(Data entries)
........
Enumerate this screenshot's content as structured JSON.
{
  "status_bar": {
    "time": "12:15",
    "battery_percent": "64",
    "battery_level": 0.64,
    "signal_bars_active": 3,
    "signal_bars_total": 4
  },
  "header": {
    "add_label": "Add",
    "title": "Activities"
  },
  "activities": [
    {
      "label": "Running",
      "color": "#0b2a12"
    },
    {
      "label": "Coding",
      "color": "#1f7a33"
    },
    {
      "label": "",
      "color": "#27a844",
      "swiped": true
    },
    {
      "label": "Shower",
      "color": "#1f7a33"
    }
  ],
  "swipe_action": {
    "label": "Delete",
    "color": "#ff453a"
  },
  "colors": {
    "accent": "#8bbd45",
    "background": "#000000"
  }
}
........
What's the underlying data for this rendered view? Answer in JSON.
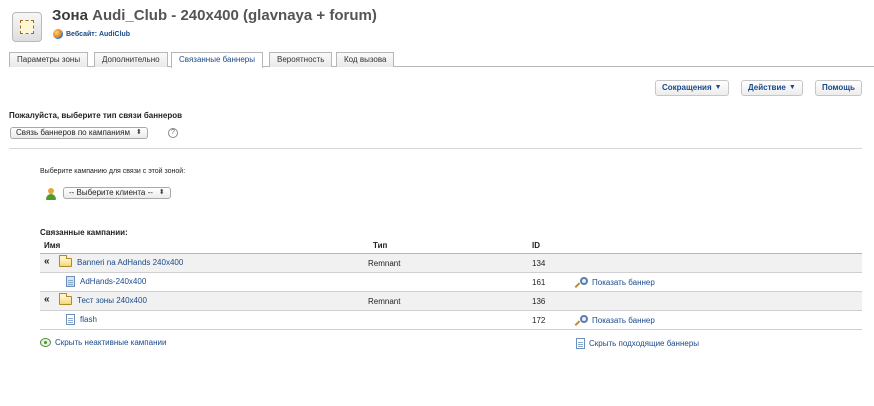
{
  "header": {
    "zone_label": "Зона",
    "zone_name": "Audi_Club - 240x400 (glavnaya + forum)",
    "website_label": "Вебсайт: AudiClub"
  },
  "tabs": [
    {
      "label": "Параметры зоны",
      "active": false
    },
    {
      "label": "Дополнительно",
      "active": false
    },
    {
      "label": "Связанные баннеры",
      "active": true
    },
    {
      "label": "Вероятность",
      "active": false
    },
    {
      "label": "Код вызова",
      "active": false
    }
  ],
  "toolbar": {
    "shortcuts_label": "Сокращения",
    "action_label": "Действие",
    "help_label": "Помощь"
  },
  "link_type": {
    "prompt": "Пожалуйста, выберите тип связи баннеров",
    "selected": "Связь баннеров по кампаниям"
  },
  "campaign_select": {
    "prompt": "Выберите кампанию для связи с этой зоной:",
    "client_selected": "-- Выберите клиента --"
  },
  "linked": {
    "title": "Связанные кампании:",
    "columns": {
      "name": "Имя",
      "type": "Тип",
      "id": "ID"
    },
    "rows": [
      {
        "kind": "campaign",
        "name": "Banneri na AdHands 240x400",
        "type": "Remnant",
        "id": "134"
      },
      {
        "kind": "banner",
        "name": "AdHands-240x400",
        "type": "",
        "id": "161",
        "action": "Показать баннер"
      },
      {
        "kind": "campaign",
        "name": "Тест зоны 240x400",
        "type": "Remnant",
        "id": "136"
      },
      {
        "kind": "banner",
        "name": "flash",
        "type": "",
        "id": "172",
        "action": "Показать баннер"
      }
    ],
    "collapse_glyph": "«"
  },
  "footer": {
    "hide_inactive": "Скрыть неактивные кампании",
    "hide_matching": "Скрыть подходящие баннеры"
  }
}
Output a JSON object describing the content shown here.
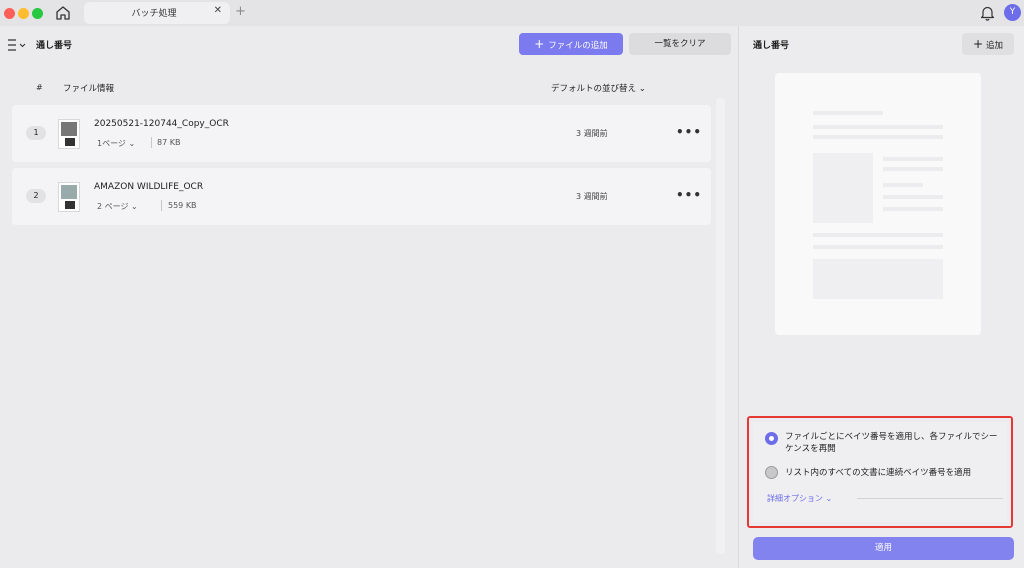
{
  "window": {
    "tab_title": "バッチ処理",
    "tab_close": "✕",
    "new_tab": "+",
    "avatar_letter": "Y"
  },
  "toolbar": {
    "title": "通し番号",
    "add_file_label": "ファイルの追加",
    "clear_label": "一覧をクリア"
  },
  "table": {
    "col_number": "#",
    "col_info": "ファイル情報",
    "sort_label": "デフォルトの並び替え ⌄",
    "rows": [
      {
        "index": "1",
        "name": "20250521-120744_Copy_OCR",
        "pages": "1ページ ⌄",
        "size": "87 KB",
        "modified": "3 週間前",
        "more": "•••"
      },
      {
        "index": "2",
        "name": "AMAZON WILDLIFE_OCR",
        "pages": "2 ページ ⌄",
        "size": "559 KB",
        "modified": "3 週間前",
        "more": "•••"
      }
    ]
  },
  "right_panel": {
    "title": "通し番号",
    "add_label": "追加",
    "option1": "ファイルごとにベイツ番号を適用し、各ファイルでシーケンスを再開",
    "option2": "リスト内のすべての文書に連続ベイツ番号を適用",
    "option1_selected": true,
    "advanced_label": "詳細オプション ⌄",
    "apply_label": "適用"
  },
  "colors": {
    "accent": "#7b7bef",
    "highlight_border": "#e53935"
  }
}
........
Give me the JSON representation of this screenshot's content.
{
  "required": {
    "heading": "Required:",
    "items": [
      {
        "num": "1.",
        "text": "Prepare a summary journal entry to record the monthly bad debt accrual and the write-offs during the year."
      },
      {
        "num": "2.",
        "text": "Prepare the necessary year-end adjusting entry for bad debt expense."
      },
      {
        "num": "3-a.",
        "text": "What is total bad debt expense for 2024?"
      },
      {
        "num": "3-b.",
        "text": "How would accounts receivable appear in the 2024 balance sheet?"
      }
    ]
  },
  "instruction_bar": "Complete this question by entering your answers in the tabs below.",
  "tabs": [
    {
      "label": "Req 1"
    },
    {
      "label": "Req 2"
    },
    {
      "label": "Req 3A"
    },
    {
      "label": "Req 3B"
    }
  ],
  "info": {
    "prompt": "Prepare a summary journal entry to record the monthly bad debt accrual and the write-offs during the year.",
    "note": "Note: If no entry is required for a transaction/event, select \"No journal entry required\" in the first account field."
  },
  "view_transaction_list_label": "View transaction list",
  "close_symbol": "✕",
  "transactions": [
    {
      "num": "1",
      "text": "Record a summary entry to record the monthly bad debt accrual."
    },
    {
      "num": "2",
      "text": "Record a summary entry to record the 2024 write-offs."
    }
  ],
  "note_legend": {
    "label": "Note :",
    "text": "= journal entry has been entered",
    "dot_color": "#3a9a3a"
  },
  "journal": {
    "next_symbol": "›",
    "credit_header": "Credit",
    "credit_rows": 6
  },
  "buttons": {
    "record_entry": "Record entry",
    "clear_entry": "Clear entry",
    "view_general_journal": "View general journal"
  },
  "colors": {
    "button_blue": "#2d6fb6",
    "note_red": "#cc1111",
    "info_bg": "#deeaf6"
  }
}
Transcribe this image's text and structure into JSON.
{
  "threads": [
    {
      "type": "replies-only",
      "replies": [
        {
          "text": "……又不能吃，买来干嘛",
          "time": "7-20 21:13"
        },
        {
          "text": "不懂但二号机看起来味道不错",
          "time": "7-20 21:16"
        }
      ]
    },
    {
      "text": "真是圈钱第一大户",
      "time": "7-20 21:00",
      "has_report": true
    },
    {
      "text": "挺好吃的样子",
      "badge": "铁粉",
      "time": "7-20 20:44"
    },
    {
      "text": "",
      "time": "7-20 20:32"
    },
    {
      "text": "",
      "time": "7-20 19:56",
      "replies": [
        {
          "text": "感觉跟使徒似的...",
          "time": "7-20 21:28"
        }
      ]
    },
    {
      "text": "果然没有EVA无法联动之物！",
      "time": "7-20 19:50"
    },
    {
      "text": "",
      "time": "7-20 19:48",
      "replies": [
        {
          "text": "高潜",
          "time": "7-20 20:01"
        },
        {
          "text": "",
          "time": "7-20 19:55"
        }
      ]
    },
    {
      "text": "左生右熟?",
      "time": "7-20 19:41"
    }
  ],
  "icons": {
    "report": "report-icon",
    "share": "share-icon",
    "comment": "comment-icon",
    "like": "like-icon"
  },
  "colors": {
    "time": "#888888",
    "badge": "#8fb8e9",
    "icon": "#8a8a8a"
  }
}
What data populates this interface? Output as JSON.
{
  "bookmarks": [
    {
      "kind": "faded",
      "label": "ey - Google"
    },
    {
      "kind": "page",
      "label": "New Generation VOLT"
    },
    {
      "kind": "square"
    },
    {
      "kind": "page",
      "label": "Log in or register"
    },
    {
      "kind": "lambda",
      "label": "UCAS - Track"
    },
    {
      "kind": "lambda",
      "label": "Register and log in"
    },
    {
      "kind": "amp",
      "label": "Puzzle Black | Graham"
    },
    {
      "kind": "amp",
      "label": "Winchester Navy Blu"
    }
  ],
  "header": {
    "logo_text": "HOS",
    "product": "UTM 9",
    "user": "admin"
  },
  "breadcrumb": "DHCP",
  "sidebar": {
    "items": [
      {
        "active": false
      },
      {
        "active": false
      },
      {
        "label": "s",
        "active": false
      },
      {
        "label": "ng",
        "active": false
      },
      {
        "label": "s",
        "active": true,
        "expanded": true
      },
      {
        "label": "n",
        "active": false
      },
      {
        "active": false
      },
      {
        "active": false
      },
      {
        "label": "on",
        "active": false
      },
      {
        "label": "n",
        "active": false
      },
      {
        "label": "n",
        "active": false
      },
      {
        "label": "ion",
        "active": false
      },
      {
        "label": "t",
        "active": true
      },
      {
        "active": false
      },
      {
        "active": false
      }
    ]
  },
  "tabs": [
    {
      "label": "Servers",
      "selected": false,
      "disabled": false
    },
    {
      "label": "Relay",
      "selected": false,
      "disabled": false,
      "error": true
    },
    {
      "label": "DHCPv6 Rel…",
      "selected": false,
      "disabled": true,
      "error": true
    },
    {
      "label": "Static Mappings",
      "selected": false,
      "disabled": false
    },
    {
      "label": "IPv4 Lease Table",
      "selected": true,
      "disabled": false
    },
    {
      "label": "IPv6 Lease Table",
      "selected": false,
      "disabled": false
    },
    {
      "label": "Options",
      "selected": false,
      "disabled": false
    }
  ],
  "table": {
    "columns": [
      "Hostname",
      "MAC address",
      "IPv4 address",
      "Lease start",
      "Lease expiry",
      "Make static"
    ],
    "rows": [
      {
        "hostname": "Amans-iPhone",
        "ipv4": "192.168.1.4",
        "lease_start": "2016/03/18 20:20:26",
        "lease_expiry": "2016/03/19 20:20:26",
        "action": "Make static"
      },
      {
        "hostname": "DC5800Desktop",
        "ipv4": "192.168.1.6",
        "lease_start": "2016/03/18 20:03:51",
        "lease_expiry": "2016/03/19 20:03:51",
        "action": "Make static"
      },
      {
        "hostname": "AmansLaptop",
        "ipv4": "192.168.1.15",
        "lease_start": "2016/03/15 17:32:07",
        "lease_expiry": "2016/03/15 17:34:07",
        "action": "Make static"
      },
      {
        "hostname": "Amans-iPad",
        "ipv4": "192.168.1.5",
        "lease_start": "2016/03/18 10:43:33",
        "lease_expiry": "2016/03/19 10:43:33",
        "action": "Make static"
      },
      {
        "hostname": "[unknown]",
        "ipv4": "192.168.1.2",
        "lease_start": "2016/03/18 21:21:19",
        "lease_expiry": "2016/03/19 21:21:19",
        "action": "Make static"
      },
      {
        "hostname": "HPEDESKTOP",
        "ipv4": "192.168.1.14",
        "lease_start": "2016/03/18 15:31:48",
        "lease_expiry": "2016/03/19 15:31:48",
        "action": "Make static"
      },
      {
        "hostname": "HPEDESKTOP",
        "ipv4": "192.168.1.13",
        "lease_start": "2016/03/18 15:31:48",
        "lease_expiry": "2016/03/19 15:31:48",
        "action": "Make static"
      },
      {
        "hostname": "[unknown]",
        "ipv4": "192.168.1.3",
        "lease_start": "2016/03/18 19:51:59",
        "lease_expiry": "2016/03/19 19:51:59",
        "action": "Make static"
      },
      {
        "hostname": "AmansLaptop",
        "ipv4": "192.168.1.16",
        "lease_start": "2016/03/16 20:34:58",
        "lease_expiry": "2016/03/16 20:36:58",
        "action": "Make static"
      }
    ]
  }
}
........
Your instructions: Gather each line in these records that contains the string "кампании".

Response to the exercise:
    "title": "Связанные кампании:",
    "hide_inactive": "Скрыть неактивные кампании",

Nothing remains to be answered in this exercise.